(Dataset rows about figures)
* * * * *

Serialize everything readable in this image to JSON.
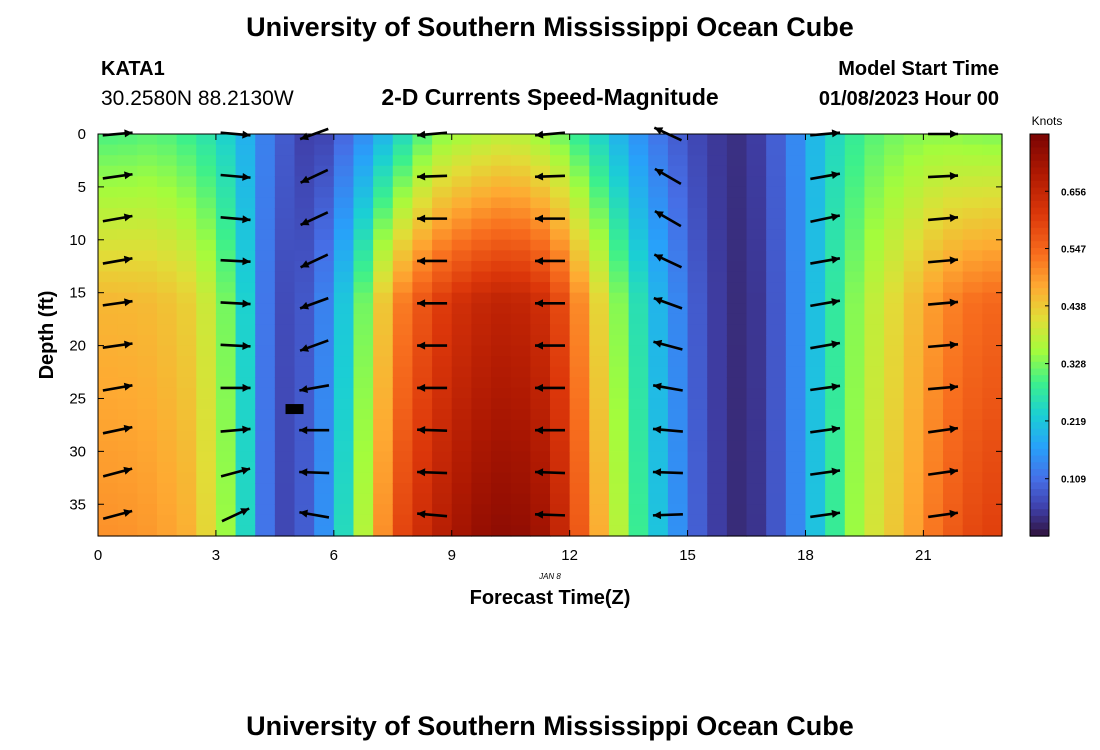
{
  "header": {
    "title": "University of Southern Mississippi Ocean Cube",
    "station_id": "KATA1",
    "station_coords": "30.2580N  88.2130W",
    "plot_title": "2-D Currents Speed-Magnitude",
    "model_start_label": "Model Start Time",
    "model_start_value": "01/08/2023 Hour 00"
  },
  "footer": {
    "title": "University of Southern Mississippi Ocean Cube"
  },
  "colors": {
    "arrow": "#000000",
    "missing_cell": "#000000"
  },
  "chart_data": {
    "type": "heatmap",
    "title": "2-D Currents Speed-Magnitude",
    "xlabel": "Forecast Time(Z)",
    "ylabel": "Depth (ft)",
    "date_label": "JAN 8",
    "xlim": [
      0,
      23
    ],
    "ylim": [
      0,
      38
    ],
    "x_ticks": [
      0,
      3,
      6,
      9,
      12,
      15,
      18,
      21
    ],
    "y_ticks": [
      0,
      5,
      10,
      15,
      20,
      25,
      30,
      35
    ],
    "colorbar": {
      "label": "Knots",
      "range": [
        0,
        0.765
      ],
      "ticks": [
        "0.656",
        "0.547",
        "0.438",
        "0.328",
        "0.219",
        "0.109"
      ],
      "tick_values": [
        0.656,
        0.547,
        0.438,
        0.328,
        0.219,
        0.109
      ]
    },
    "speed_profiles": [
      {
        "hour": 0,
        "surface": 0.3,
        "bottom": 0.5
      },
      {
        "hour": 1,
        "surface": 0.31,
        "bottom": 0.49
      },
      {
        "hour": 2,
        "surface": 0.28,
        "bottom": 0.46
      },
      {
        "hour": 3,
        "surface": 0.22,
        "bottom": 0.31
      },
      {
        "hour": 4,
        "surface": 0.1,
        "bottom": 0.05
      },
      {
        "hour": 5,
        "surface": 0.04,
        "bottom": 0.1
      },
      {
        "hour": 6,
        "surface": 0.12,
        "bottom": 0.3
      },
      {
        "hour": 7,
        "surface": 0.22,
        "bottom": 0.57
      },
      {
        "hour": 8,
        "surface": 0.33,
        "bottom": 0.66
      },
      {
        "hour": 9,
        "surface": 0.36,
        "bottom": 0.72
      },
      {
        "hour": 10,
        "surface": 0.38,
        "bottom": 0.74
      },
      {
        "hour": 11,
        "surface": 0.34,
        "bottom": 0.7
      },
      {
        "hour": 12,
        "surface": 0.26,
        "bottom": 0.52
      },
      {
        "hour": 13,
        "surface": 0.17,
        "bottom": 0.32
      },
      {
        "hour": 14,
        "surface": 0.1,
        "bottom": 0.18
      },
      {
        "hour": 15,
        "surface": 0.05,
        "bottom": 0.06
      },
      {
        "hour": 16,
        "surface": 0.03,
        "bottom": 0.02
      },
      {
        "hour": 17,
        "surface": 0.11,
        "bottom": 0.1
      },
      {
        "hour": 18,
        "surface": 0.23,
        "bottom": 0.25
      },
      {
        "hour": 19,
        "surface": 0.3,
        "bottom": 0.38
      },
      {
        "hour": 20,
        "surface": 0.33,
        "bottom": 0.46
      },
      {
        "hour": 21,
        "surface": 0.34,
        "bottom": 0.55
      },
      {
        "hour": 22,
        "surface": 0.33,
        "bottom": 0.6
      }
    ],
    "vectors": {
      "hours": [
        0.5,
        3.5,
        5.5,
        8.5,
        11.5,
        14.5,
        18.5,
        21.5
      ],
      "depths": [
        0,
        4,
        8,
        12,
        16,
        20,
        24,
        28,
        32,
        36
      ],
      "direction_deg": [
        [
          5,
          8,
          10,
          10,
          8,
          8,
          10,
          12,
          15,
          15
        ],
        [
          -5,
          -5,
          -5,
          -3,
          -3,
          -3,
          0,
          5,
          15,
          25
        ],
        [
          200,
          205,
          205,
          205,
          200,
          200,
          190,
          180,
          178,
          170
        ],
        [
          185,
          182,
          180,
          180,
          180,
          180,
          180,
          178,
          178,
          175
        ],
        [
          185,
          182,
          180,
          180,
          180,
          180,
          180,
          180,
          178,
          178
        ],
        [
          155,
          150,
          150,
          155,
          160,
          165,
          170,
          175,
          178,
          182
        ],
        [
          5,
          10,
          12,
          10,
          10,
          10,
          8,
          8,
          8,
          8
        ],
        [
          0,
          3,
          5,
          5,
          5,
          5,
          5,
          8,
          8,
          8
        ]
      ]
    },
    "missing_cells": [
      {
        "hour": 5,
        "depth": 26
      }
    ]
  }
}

* * * * *

- INSTRUCTIONS TO FOLLOW -
Copy every line of the listing where the word "Currents" appears.

- EXERCISE SOLUTION -
    "plot_title": "2-D Currents Speed-Magnitude",
    "title": "2-D Currents Speed-Magnitude",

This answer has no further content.